What follows are records. Restate all of them word for word.

┄┄┄┄┄┄

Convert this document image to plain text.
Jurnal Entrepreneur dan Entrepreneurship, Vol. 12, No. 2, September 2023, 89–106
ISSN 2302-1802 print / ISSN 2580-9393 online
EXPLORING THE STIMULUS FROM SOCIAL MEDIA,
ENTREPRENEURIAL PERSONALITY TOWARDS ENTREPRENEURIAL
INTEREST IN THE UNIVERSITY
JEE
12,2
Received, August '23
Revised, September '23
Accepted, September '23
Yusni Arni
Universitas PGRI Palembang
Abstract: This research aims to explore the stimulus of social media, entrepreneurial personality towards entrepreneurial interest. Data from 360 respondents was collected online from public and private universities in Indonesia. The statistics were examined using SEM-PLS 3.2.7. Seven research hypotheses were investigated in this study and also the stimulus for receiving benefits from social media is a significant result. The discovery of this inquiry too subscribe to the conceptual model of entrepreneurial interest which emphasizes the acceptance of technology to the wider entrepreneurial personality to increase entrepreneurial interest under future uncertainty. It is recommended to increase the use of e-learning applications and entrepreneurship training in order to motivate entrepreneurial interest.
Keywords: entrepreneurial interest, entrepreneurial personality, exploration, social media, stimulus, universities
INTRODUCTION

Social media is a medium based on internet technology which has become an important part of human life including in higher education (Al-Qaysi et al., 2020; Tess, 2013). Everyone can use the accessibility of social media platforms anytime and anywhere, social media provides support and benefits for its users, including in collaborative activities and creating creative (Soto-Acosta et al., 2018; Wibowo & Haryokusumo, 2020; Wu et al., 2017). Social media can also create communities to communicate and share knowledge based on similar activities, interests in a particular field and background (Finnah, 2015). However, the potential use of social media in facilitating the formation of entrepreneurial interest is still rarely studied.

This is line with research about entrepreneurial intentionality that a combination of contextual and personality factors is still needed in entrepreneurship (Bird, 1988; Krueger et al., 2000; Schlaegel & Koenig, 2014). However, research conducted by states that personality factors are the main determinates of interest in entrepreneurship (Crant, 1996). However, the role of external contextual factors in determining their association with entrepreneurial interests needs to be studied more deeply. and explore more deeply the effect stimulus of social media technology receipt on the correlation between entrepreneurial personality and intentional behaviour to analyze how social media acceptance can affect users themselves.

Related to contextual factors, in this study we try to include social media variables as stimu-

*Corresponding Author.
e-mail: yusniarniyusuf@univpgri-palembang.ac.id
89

┄┄┄┄┄┄

#### Reply to the exercise
Convert this document image to plain text.
Jurnal Entrepreneur dan Entrepreneurship, Vol. 12, No. 2, September 2023, 89–106
ISSN 2302-1802 print / ISSN 2580-9393 online
EXPLORING THE STIMULUS FROM SOCIAL MEDIA,
ENTREPRENEURIAL PERSONALITY TOWARDS ENTREPRENEURIAL
INTEREST IN THE UNIVERSITY
JEE
12,2
Received, August '23
Revised, September '23
Accepted, September '23
Yusni Arni
Universitas PGRI Palembang
Abstract: This research aims to explore the stimulus of social media, entrepreneurial personality towards entrepreneurial interest. Data from 360 respondents was collected online from public and private universities in Indonesia. The statistics were examined using SEM-PLS 3.2.7. Seven research hypotheses were investigated in this study and also the stimulus for receiving benefits from social media is a significant result. The discovery of this inquiry too subscribe to the conceptual model of entrepreneurial interest which emphasizes the acceptance of technology to the wider entrepreneurial personality to increase entrepreneurial interest under future uncertainty. It is recommended to increase the use of e-learning applications and entrepreneurship training in order to motivate entrepreneurial interest.
Keywords: entrepreneurial interest, entrepreneurial personality, exploration, social media, stimulus, universities
INTRODUCTION

Social media is a medium based on internet technology which has become an important part of human life including in higher education (Al-Qaysi et al., 2020; Tess, 2013). Everyone can use the accessibility of social media platforms anytime and anywhere, social media provides support and benefits for its users, including in collaborative activities and creating creative (Soto-Acosta et al., 2018; Wibowo & Haryokusumo, 2020; Wu et al., 2017). Social media can also create communities to communicate and share knowledge based on similar activities, interests in a particular field and background (Finnah, 2015). However, the potential use of social media in facilitating the formation of entrepreneurial interest is still rarely studied.

This is line with research about entrepreneurial intentionality that a combination of contextual and personality factors is still needed in entrepreneurship (Bird, 1988; Krueger et al., 2000; Schlaegel & Koenig, 2014). However, research conducted by states that personality factors are the main determinates of interest in entrepreneurship (Crant, 1996). However, the role of external contextual factors in determining their association with entrepreneurial interests needs to be studied more deeply. and explore more deeply the effect stimulus of social media technology receipt on the correlation between entrepreneurial personality and intentional behaviour to analyze how social media acceptance can affect users themselves.

Related to contextual factors, in this study we try to include social media variables as stimu-

*Corresponding Author.
e-mail: yusniarniyusuf@univpgri-palembang.ac.id
89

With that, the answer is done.